[Layout element entries]
--- begin ---
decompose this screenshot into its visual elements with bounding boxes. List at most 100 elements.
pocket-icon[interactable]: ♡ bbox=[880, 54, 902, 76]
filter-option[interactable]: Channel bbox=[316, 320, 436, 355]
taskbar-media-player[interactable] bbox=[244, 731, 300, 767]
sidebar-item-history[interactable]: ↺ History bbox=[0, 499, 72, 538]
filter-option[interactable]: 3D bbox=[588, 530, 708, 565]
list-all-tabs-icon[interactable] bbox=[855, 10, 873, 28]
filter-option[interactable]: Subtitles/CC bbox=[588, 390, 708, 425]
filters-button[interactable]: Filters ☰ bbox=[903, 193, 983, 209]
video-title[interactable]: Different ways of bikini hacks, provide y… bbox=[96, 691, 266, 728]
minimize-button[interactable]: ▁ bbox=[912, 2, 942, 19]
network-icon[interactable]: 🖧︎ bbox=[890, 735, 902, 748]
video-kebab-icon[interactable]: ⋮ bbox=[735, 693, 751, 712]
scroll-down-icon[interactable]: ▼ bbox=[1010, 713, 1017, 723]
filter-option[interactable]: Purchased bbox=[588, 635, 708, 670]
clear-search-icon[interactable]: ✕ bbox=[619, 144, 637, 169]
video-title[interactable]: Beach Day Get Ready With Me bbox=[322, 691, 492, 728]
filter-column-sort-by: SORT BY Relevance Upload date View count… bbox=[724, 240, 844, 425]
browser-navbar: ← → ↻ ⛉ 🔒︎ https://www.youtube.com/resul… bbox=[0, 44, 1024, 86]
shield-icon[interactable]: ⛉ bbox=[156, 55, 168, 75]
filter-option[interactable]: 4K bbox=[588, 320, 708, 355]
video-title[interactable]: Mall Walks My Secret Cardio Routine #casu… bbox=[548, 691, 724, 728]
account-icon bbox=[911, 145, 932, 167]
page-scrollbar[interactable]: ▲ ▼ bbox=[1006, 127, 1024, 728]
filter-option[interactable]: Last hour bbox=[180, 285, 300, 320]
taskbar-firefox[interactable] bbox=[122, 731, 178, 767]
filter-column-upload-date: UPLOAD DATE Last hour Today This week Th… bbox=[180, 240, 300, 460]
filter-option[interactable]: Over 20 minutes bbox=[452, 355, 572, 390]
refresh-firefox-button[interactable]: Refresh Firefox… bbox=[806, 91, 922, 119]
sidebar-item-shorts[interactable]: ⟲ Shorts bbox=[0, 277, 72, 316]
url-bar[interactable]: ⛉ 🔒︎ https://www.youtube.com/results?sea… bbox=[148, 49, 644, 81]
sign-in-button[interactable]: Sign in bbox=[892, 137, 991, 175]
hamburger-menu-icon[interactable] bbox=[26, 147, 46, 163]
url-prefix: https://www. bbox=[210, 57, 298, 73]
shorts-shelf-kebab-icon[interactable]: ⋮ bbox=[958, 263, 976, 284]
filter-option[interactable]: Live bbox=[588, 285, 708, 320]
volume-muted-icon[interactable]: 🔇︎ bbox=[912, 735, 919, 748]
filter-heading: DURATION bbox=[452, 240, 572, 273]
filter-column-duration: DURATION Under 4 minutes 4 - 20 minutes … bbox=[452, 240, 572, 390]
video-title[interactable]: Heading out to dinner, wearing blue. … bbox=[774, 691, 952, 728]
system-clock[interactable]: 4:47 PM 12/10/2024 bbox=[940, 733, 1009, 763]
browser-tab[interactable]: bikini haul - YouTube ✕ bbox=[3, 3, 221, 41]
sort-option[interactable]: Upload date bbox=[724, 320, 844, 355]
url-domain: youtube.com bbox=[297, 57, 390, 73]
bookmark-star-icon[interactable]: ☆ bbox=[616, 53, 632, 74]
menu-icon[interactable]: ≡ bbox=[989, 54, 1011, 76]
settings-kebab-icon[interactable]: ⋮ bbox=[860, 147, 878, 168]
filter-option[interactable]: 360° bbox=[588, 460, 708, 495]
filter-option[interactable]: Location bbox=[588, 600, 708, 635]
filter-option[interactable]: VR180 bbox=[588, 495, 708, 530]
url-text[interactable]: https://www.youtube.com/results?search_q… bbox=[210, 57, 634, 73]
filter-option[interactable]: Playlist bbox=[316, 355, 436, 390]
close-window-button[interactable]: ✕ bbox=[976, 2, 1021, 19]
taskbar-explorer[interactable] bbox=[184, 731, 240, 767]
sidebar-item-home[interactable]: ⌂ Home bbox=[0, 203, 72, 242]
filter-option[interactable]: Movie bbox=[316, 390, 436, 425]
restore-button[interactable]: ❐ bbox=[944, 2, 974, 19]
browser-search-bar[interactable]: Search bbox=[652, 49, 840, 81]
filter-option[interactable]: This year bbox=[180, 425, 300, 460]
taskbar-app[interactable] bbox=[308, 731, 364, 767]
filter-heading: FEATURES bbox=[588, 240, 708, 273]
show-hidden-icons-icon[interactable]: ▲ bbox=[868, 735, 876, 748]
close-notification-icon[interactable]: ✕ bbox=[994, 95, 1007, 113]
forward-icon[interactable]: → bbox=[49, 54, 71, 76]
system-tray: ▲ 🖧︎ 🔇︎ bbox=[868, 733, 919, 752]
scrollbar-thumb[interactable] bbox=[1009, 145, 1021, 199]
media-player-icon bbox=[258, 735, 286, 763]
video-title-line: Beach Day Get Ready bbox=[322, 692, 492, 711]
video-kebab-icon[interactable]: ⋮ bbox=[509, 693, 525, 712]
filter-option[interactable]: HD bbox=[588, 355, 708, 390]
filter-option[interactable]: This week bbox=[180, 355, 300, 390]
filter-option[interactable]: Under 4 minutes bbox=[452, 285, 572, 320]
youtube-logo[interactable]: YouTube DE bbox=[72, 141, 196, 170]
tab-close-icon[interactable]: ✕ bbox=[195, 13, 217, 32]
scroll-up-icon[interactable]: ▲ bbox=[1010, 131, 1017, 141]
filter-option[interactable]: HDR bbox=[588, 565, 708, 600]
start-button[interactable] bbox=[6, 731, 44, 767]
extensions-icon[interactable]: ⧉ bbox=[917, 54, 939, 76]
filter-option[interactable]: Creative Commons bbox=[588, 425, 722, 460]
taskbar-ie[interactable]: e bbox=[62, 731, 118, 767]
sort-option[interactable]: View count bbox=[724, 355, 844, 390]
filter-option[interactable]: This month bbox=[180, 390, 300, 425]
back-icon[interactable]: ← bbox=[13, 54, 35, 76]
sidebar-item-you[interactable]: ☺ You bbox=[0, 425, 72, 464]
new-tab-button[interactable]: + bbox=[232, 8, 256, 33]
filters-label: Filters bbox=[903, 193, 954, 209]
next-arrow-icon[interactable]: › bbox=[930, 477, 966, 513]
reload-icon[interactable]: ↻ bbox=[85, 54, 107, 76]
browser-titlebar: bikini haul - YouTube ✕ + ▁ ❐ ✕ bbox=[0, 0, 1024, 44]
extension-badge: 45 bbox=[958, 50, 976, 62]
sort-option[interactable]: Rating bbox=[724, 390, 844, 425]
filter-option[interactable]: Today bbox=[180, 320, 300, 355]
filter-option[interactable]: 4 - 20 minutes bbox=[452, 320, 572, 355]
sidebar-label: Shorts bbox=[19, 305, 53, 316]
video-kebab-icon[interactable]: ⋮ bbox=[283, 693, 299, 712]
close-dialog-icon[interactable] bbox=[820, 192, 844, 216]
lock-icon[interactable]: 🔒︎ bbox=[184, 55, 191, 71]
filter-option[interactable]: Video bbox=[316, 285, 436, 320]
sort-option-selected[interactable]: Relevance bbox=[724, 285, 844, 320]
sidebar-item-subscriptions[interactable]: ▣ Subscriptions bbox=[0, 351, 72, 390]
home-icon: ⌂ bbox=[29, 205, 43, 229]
--- end ---
## [STATED TASK]
Express the entries above as a JSON list of strings, with one string for each line and blank lines omitted.

## [THE OUTPUT]
[
  "decompose this screenshot into its visual elements with bounding boxes. List at most 100 elements.",
  "pocket-icon[interactable]: ♡ bbox=[880, 54, 902, 76]",
  "filter-option[interactable]: Channel bbox=[316, 320, 436, 355]",
  "taskbar-media-player[interactable] bbox=[244, 731, 300, 767]",
  "sidebar-item-history[interactable]: ↺ History bbox=[0, 499, 72, 538]",
  "filter-option[interactable]: 3D bbox=[588, 530, 708, 565]",
  "list-all-tabs-icon[interactable] bbox=[855, 10, 873, 28]",
  "filter-option[interactable]: Subtitles/CC bbox=[588, 390, 708, 425]",
  "filters-button[interactable]: Filters ☰ bbox=[903, 193, 983, 209]",
  "video-title[interactable]: Different ways of bikini hacks, provide y… bbox=[96, 691, 266, 728]",
  "minimize-button[interactable]: ▁ bbox=[912, 2, 942, 19]",
  "network-icon[interactable]: 🖧︎ bbox=[890, 735, 902, 748]",
  "video-kebab-icon[interactable]: ⋮ bbox=[735, 693, 751, 712]",
  "scroll-down-icon[interactable]: ▼ bbox=[1010, 713, 1017, 723]",
  "filter-option[interactable]: Purchased bbox=[588, 635, 708, 670]",
  "clear-search-icon[interactable]: ✕ bbox=[619, 144, 637, 169]",
  "video-title[interactable]: Beach Day Get Ready With Me bbox=[322, 691, 492, 728]",
  "filter-column-sort-by: SORT BY Relevance Upload date View count… bbox=[724, 240, 844, 425]",
  "browser-navbar: ← → ↻ ⛉ 🔒︎ https://www.youtube.com/resul… bbox=[0, 44, 1024, 86]",
  "shield-icon[interactable]: ⛉ bbox=[156, 55, 168, 75]",
  "filter-option[interactable]: 4K bbox=[588, 320, 708, 355]",
  "video-title[interactable]: Mall Walks My Secret Cardio Routine #casu… bbox=[548, 691, 724, 728]",
  "account-icon bbox=[911, 145, 932, 167]",
  "page-scrollbar[interactable]: ▲ ▼ bbox=[1006, 127, 1024, 728]",
  "filter-option[interactable]: Last hour bbox=[180, 285, 300, 320]",
  "taskbar-firefox[interactable] bbox=[122, 731, 178, 767]",
  "filter-column-upload-date: UPLOAD DATE Last hour Today This week Th… bbox=[180, 240, 300, 460]",
  "filter-option[interactable]: Over 20 minutes bbox=[452, 355, 572, 390]",
  "refresh-firefox-button[interactable]: Refresh Firefox… bbox=[806, 91, 922, 119]",
  "sidebar-item-shorts[interactable]: ⟲ Shorts bbox=[0, 277, 72, 316]",
  "url-bar[interactable]: ⛉ 🔒︎ https://www.youtube.com/results?sea… bbox=[148, 49, 644, 81]",
  "sign-in-button[interactable]: Sign in bbox=[892, 137, 991, 175]",
  "hamburger-menu-icon[interactable] bbox=[26, 147, 46, 163]",
  "url-prefix: https://www. bbox=[210, 57, 298, 73]",
  "shorts-shelf-kebab-icon[interactable]: ⋮ bbox=[958, 263, 976, 284]",
  "filter-option[interactable]: Live bbox=[588, 285, 708, 320]",
  "volume-muted-icon[interactable]: 🔇︎ bbox=[912, 735, 919, 748]",
  "filter-heading: DURATION bbox=[452, 240, 572, 273]",
  "filter-column-duration: DURATION Under 4 minutes 4 - 20 minutes … bbox=[452, 240, 572, 390]",
  "video-title[interactable]: Heading out to dinner, wearing blue. … bbox=[774, 691, 952, 728]",
  "system-clock[interactable]: 4:47 PM 12/10/2024 bbox=[940, 733, 1009, 763]",
  "browser-tab[interactable]: bikini haul - YouTube ✕ bbox=[3, 3, 221, 41]",
  "sort-option[interactable]: Upload date bbox=[724, 320, 844, 355]",
  "url-domain: youtube.com bbox=[297, 57, 390, 73]",
  "bookmark-star-icon[interactable]: ☆ bbox=[616, 53, 632, 74]",
  "menu-icon[interactable]: ≡ bbox=[989, 54, 1011, 76]",
  "settings-kebab-icon[interactable]: ⋮ bbox=[860, 147, 878, 168]",
  "filter-option[interactable]: 360° bbox=[588, 460, 708, 495]",
  "filter-option[interactable]: Location bbox=[588, 600, 708, 635]",
  "filter-option[interactable]: VR180 bbox=[588, 495, 708, 530]",
  "url-text[interactable]: https://www.youtube.com/results?search_q… bbox=[210, 57, 634, 73]",
  "filter-option[interactable]: Playlist bbox=[316, 355, 436, 390]",
  "close-window-button[interactable]: ✕ bbox=[976, 2, 1021, 19]",
  "taskbar-explorer[interactable] bbox=[184, 731, 240, 767]",
  "sidebar-item-home[interactable]: ⌂ Home bbox=[0, 203, 72, 242]",
  "filter-option[interactable]: Movie bbox=[316, 390, 436, 425]",
  "restore-button[interactable]: ❐ bbox=[944, 2, 974, 19]",
  "browser-search-bar[interactable]: Search bbox=[652, 49, 840, 81]",
  "filter-option[interactable]: This year bbox=[180, 425, 300, 460]",
  "taskbar-app[interactable] bbox=[308, 731, 364, 767]",
  "filter-heading: FEATURES bbox=[588, 240, 708, 273]",
  "show-hidden-icons-icon[interactable]: ▲ bbox=[868, 735, 876, 748]",
  "close-notification-icon[interactable]: ✕ bbox=[994, 95, 1007, 113]",
  "forward-icon[interactable]: → bbox=[49, 54, 71, 76]",
  "system-tray: ▲ 🖧︎ 🔇︎ bbox=[868, 733, 919, 752]",
  "scrollbar-thumb[interactable] bbox=[1009, 145, 1021, 199]",
  "media-player-icon bbox=[258, 735, 286, 763]",
  "video-title-line: Beach Day Get Ready bbox=[322, 692, 492, 711]",
  "video-kebab-icon[interactable]: ⋮ bbox=[509, 693, 525, 712]",
  "filter-option[interactable]: HD bbox=[588, 355, 708, 390]",
  "filter-option[interactable]: This week bbox=[180, 355, 300, 390]",
  "filter-option[interactable]: Under 4 minutes bbox=[452, 285, 572, 320]",
  "youtube-logo[interactable]: YouTube DE bbox=[72, 141, 196, 170]",
  "tab-close-icon[interactable]: ✕ bbox=[195, 13, 217, 32]",
  "scroll-up-icon[interactable]: ▲ bbox=[1010, 131, 1017, 141]",
  "filter-option[interactable]: HDR bbox=[588, 565, 708, 600]",
  "start-button[interactable] bbox=[6, 731, 44, 767]",
  "extensions-icon[interactable]: ⧉ bbox=[917, 54, 939, 76]",
  "filter-option[interactable]: Creative Commons bbox=[588, 425, 722, 460]",
  "taskbar-ie[interactable]: e bbox=[62, 731, 118, 767]",
  "sort-option[interactable]: View count bbox=[724, 355, 844, 390]",
  "filter-option[interactable]: This month bbox=[180, 390, 300, 425]",
  "back-icon[interactable]: ← bbox=[13, 54, 35, 76]",
  "sidebar-item-you[interactable]: ☺ You bbox=[0, 425, 72, 464]",
  "new-tab-button[interactable]: + bbox=[232, 8, 256, 33]",
  "filters-label: Filters bbox=[903, 193, 954, 209]",
  "next-arrow-icon[interactable]: › bbox=[930, 477, 966, 513]",
  "reload-icon[interactable]: ↻ bbox=[85, 54, 107, 76]",
  "browser-titlebar: bikini haul - YouTube ✕ + ▁ ❐ ✕ bbox=[0, 0, 1024, 44]",
  "extension-badge: 45 bbox=[958, 50, 976, 62]",
  "sort-option[interactable]: Rating bbox=[724, 390, 844, 425]",
  "filter-option[interactable]: Today bbox=[180, 320, 300, 355]",
  "filter-option[interactable]: 4 - 20 minutes bbox=[452, 320, 572, 355]",
  "sidebar-label: Shorts bbox=[19, 305, 53, 316]",
  "video-kebab-icon[interactable]: ⋮ bbox=[283, 693, 299, 712]",
  "close-dialog-icon[interactable] bbox=[820, 192, 844, 216]",
  "lock-icon[interactable]: 🔒︎ bbox=[184, 55, 191, 71]",
  "filter-option[interactable]: Video bbox=[316, 285, 436, 320]",
  "sort-option-selected[interactable]: Relevance bbox=[724, 285, 844, 320]",
  "sidebar-item-subscriptions[interactable]: ▣ Subscriptions bbox=[0, 351, 72, 390]",
  "home-icon: ⌂ bbox=[29, 205, 43, 229]"
]